Copy, in full, each line of the material that holds the word "loss".

==== Excerpted data ====

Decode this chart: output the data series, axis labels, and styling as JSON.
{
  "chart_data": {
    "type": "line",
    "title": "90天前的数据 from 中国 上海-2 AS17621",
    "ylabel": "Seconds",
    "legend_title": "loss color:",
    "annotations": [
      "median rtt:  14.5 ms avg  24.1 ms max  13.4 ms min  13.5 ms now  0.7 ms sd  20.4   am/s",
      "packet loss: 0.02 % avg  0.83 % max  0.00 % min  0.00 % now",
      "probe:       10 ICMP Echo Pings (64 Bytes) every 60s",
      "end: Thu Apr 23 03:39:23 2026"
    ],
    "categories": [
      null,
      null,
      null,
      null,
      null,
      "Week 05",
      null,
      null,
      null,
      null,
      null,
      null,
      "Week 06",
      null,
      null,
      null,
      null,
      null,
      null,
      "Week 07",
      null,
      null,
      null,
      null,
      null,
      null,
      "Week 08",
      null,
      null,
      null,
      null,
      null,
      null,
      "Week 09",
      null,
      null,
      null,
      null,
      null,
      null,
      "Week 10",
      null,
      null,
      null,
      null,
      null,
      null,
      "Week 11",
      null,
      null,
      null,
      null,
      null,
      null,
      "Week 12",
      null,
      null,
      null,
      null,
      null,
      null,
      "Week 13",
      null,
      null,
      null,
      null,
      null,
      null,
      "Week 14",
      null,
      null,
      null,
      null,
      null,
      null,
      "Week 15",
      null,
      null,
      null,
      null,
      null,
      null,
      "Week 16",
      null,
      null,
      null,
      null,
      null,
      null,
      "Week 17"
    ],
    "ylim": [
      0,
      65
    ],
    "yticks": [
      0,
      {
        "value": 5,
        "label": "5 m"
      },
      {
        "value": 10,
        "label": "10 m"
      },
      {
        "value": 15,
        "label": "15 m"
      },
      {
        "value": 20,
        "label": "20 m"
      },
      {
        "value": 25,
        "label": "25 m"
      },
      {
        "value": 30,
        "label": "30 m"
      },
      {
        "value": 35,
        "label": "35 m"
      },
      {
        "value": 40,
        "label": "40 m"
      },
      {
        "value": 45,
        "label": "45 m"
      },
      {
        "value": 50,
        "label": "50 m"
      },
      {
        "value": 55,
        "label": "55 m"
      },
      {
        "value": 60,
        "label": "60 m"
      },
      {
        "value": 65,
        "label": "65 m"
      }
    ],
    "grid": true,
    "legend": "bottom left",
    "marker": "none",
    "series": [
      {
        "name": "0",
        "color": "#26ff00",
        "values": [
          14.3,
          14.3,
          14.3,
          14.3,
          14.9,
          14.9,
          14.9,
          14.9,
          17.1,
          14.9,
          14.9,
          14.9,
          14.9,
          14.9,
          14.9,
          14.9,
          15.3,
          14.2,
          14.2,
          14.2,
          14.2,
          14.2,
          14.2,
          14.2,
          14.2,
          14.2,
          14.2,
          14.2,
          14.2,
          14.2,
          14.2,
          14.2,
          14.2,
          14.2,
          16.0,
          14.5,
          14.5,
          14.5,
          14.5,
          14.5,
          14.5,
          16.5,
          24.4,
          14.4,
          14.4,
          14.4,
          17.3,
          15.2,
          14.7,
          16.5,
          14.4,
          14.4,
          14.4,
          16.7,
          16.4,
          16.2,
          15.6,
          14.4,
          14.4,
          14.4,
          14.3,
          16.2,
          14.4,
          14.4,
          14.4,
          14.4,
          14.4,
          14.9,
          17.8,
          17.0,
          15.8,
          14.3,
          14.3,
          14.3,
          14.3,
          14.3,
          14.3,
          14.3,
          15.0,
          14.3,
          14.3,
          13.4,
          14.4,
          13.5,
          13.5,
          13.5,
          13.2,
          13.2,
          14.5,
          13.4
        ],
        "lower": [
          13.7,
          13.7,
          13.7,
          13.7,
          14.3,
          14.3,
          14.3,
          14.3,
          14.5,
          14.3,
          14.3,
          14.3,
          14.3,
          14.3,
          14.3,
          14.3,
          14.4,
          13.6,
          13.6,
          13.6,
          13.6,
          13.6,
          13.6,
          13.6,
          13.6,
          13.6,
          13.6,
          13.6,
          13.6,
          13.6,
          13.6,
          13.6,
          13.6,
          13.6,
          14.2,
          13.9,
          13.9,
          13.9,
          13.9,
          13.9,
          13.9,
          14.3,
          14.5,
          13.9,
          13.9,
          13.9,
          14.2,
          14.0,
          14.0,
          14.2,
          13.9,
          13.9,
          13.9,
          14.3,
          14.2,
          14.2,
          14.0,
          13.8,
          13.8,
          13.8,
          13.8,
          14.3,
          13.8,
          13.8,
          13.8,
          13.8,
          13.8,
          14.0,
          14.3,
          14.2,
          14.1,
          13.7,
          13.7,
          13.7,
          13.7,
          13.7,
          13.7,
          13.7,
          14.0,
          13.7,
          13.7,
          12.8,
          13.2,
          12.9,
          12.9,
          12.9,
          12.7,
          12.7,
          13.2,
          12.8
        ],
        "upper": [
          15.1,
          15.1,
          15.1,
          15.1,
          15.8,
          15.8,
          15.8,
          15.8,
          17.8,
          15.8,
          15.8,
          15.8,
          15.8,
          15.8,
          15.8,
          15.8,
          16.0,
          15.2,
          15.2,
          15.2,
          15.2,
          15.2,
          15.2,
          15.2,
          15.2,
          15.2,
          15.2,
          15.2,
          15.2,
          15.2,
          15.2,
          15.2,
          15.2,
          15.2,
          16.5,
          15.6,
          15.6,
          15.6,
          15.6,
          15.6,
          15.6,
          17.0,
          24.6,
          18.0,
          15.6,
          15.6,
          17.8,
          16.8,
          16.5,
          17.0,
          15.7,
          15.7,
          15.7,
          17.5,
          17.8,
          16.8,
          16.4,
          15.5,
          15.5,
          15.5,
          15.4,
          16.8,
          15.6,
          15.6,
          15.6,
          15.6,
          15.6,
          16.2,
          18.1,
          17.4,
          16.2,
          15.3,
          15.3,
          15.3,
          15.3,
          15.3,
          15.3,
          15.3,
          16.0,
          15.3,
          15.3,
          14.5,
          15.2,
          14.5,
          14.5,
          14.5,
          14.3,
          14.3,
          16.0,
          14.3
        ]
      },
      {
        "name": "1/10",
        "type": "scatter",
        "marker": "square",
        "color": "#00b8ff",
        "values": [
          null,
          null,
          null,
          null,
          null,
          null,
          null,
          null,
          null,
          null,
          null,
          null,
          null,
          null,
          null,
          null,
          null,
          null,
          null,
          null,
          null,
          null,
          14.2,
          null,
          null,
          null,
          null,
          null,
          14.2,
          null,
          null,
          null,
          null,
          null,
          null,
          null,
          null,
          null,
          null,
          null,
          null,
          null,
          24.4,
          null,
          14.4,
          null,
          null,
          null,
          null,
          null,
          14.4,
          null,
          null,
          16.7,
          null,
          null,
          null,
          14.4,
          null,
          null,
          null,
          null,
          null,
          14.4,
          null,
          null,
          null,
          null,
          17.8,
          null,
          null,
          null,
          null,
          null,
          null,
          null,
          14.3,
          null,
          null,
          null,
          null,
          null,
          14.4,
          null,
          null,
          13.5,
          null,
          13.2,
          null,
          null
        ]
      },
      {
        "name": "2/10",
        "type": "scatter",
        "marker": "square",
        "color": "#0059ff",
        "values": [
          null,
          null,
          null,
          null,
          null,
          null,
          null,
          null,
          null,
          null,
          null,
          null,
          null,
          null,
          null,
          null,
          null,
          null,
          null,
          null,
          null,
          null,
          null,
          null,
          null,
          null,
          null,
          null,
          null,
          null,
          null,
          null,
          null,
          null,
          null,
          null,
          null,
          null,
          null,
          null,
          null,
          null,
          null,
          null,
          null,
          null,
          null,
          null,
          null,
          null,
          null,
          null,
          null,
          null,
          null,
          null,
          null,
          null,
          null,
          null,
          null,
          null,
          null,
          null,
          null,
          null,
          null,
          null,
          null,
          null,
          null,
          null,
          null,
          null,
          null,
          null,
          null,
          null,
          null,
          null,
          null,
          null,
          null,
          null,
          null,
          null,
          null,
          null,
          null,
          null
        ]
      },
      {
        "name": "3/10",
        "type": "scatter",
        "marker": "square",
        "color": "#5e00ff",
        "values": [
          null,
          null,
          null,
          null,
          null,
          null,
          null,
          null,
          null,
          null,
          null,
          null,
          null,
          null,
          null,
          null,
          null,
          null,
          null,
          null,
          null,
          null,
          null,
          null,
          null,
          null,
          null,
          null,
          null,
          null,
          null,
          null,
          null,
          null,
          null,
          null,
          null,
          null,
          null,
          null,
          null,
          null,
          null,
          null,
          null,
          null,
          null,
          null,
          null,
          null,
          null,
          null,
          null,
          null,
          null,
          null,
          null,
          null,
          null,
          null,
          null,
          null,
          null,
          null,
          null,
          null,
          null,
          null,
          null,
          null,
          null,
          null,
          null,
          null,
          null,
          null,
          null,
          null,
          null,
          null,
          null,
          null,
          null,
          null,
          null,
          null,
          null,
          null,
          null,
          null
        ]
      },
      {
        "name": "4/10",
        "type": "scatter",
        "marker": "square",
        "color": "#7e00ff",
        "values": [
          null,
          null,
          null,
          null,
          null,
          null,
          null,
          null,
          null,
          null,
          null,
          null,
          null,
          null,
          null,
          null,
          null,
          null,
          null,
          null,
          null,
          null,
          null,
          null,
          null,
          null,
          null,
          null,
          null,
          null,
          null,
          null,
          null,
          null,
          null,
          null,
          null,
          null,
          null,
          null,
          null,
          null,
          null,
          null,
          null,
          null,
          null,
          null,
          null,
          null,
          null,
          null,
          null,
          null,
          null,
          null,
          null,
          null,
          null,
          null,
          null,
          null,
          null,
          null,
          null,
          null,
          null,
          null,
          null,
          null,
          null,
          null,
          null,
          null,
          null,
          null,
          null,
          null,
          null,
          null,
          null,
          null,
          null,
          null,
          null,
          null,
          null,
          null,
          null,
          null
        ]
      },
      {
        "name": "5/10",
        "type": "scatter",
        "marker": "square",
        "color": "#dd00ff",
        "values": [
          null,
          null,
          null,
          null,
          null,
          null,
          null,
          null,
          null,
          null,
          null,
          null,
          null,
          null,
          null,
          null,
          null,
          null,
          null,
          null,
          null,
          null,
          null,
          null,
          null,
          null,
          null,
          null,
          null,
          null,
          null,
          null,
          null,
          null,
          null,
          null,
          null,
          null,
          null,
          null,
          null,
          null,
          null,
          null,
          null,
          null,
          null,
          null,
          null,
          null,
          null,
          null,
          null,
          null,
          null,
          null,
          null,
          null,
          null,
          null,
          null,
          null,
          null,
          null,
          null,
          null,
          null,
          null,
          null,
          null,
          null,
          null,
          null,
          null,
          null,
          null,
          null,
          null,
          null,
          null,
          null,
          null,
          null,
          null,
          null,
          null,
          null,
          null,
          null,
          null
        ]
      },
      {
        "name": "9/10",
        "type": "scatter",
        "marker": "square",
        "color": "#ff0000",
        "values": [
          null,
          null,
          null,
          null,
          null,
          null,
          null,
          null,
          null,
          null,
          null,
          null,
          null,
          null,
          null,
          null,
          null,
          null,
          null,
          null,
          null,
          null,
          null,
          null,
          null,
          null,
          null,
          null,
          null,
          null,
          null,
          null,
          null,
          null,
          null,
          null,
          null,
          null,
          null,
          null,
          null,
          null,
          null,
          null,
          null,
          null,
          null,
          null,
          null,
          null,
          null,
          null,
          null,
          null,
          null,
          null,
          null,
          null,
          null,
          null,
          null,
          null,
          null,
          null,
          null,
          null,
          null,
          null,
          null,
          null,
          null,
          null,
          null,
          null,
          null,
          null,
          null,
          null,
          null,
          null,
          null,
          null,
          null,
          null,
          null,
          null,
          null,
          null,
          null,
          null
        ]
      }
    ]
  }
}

====

Solution to this problem —
    "legend_title": "loss color:",
      "packet loss: 0.02 % avg  0.83 % max  0.00 % min  0.00 % now",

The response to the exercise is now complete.